▶ STATED TASK
Select, from the data, each line where "Numbers" occurs.

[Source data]
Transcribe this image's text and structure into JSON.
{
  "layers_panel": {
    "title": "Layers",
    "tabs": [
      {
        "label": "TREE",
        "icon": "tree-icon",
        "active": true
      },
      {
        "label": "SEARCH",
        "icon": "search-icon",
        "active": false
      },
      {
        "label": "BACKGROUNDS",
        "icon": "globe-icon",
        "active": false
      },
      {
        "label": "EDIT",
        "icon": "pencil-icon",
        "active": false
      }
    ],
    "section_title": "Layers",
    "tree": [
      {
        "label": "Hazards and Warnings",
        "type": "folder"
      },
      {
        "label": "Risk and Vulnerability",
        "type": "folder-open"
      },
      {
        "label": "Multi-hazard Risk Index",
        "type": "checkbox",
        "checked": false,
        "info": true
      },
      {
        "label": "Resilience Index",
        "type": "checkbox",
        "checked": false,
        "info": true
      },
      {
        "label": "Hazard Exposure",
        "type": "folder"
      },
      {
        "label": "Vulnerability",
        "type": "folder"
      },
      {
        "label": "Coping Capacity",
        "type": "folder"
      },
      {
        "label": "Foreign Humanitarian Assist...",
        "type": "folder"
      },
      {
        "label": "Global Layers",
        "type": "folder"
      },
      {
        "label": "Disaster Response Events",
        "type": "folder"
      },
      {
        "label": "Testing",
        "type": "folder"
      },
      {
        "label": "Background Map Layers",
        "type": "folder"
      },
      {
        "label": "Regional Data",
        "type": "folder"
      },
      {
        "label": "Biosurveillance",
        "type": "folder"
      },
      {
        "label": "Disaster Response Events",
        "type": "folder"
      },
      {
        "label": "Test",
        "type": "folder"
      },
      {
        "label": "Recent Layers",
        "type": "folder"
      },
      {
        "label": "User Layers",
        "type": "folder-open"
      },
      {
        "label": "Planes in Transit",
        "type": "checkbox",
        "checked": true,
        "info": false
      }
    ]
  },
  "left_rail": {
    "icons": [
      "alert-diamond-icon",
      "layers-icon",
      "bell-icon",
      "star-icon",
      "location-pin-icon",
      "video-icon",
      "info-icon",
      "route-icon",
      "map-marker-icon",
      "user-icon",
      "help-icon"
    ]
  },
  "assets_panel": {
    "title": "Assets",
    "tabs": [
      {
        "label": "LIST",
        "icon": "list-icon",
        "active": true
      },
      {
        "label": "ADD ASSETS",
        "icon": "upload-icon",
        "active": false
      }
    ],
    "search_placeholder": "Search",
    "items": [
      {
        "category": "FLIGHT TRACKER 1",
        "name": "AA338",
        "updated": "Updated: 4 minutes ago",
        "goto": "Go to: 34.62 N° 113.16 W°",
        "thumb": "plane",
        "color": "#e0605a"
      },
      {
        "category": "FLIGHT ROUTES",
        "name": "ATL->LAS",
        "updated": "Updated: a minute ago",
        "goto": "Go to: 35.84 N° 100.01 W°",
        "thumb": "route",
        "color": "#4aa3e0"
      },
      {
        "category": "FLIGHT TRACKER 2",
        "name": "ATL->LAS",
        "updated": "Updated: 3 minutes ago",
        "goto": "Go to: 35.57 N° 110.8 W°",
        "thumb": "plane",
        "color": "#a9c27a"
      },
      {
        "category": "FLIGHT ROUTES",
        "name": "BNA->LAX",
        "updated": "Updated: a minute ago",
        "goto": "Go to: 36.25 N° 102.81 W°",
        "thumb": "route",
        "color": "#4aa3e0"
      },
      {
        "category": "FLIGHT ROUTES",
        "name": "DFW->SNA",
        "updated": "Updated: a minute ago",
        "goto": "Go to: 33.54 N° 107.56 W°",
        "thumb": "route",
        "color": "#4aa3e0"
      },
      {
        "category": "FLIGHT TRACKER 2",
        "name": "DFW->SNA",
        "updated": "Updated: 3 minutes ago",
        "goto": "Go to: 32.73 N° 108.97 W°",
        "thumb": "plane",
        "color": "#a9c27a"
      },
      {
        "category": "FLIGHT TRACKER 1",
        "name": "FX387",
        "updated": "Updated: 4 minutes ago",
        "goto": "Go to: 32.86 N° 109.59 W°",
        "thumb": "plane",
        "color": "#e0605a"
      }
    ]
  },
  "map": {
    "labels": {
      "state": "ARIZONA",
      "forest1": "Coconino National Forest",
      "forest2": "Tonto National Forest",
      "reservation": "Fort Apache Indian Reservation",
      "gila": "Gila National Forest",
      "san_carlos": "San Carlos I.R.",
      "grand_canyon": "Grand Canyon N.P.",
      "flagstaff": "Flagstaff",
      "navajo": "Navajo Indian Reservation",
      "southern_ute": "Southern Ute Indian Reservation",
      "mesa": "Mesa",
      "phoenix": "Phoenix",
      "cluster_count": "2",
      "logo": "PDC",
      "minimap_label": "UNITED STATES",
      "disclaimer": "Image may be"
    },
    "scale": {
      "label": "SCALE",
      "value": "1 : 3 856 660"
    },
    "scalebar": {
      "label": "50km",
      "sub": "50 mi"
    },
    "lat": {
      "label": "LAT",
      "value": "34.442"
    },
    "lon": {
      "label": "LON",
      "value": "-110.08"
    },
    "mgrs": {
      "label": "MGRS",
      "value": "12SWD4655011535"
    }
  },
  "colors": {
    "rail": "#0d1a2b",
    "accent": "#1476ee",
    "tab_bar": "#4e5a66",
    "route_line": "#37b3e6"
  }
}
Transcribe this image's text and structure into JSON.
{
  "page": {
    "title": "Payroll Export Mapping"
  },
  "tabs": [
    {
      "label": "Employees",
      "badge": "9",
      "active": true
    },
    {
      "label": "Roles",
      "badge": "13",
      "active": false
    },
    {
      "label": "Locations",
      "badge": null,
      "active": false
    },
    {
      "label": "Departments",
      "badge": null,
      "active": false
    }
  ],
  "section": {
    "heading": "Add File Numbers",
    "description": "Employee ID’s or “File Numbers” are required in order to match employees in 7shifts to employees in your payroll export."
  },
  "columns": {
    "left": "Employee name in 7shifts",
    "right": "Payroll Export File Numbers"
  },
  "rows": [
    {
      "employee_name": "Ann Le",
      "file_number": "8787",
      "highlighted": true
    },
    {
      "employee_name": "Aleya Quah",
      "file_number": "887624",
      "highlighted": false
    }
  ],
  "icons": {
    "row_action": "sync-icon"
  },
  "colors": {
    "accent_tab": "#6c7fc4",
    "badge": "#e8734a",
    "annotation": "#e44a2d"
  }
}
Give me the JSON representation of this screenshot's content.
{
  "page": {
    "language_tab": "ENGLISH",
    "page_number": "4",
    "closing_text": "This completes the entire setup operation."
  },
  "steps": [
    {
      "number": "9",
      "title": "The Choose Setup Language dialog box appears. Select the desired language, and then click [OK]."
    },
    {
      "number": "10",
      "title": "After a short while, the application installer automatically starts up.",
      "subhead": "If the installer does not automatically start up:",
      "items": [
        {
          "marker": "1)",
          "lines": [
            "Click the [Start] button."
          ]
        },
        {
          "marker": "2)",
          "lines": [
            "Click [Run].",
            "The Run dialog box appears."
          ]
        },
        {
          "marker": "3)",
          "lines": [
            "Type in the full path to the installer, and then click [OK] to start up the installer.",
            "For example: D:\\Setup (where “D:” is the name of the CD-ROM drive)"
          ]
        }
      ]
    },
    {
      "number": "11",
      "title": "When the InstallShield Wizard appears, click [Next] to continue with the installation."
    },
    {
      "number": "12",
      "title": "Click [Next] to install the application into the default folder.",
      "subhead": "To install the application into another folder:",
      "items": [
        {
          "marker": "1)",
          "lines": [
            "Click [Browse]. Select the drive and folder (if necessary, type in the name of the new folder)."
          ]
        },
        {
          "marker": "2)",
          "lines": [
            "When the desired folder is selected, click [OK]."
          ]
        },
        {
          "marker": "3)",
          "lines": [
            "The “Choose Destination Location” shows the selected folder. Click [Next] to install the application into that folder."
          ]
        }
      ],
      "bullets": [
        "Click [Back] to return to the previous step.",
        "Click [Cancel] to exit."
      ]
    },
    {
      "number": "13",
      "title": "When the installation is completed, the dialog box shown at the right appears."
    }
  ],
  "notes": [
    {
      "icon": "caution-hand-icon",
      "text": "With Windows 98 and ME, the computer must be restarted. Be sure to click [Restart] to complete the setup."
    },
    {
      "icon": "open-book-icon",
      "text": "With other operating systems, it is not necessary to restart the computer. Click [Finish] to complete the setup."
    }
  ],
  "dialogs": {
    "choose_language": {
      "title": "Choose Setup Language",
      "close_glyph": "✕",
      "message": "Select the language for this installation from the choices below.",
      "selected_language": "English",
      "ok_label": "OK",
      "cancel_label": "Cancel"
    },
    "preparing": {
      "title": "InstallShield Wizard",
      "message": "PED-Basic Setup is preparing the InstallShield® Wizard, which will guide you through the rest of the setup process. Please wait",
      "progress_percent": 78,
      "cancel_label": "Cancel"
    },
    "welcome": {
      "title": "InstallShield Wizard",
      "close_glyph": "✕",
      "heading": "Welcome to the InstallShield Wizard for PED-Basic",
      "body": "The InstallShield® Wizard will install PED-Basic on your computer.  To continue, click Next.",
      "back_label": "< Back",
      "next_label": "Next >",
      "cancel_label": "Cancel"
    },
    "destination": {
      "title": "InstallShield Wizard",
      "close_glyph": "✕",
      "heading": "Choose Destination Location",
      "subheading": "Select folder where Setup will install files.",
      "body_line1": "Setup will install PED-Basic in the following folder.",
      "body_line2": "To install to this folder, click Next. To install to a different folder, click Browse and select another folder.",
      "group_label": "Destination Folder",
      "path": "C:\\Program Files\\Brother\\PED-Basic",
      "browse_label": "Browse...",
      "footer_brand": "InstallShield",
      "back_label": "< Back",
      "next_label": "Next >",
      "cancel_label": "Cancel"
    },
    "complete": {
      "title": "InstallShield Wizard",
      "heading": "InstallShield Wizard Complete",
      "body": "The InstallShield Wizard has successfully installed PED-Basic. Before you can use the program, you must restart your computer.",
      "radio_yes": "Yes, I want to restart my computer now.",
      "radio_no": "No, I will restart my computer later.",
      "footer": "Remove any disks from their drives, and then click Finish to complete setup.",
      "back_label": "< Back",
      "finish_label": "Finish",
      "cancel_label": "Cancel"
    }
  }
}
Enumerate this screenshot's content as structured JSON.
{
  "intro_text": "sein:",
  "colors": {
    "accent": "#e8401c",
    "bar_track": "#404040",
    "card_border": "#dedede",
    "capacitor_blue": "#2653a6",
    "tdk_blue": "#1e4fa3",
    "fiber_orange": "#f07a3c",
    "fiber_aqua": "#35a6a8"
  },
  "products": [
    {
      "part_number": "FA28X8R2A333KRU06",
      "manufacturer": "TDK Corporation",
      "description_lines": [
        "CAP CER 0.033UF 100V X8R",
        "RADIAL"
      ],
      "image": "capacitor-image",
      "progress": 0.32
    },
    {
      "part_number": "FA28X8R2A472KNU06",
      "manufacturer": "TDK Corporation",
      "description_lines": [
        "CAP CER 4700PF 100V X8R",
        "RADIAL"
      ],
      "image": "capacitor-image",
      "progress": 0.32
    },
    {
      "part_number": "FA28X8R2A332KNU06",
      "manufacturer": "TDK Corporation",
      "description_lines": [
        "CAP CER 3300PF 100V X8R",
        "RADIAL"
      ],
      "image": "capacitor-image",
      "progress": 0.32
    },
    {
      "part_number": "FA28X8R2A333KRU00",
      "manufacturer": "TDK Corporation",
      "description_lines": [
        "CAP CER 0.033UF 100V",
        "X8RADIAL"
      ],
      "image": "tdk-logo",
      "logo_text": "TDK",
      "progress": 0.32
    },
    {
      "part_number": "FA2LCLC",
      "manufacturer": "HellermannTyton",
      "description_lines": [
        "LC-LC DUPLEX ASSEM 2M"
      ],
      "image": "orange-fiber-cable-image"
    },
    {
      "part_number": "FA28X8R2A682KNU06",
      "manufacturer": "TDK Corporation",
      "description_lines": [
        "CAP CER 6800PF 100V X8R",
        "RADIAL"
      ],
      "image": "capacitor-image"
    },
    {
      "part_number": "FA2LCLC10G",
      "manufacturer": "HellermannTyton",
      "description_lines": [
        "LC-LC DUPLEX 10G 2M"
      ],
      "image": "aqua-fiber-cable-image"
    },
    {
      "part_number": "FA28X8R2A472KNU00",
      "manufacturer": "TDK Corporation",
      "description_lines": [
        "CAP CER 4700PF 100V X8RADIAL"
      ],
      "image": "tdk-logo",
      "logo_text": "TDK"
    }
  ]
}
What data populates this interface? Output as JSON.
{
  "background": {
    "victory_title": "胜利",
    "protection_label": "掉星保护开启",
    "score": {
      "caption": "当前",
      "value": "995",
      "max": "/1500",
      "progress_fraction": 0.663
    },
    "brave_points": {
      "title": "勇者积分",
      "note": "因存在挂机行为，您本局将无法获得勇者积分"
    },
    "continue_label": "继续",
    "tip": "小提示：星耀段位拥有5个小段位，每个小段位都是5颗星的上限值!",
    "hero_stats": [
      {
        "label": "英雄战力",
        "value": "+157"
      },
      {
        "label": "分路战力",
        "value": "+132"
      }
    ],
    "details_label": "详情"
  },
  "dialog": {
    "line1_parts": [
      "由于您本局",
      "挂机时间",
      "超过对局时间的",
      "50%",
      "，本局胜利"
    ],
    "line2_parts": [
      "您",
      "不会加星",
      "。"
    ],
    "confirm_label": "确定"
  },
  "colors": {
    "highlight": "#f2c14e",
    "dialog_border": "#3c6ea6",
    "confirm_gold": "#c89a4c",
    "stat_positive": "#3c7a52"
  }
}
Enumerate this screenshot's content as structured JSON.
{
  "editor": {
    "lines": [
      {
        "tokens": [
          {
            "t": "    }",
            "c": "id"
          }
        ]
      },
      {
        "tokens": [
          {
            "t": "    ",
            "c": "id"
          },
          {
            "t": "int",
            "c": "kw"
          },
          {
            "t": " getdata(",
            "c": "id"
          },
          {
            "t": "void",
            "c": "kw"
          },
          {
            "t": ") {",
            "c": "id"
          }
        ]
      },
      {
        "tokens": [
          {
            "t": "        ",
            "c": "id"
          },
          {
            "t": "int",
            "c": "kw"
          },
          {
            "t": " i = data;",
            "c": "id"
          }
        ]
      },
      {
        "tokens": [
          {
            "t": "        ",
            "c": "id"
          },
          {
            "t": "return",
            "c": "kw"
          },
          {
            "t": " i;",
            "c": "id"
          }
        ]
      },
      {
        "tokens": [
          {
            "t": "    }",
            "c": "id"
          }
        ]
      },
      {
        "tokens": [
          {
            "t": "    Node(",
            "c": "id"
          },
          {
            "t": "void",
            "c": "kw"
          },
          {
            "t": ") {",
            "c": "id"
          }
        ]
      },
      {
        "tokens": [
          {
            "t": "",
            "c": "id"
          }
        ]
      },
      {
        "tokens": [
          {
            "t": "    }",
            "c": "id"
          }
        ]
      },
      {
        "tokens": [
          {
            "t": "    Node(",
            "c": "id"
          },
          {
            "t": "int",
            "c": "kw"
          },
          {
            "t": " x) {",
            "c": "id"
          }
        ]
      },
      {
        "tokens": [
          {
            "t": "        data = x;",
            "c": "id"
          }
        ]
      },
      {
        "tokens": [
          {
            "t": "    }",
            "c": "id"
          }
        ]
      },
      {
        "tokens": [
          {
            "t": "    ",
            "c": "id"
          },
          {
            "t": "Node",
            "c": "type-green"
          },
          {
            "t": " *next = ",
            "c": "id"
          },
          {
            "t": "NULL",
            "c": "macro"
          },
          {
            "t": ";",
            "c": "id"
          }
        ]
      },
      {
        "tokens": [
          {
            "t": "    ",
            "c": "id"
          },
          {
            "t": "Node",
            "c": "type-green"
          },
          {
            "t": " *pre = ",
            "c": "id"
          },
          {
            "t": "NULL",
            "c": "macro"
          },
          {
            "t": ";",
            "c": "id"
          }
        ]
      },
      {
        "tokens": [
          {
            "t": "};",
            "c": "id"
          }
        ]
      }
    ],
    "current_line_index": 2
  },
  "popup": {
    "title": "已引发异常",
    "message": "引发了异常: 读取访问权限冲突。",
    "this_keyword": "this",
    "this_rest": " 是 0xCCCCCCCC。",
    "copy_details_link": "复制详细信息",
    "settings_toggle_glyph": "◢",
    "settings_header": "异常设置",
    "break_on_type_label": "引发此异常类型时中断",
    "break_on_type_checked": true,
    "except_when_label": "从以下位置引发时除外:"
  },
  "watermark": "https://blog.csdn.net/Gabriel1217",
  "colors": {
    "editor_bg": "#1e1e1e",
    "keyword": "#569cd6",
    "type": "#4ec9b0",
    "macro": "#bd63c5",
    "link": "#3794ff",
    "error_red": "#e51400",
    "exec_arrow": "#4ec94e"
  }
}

▶ THE ANSWER
    "heading": "Add File Numbers",
    "description": "Employee ID’s or “File Numbers” are required in order to match employees in 7shifts to employees in your payroll export."
    "right": "Payroll Export File Numbers"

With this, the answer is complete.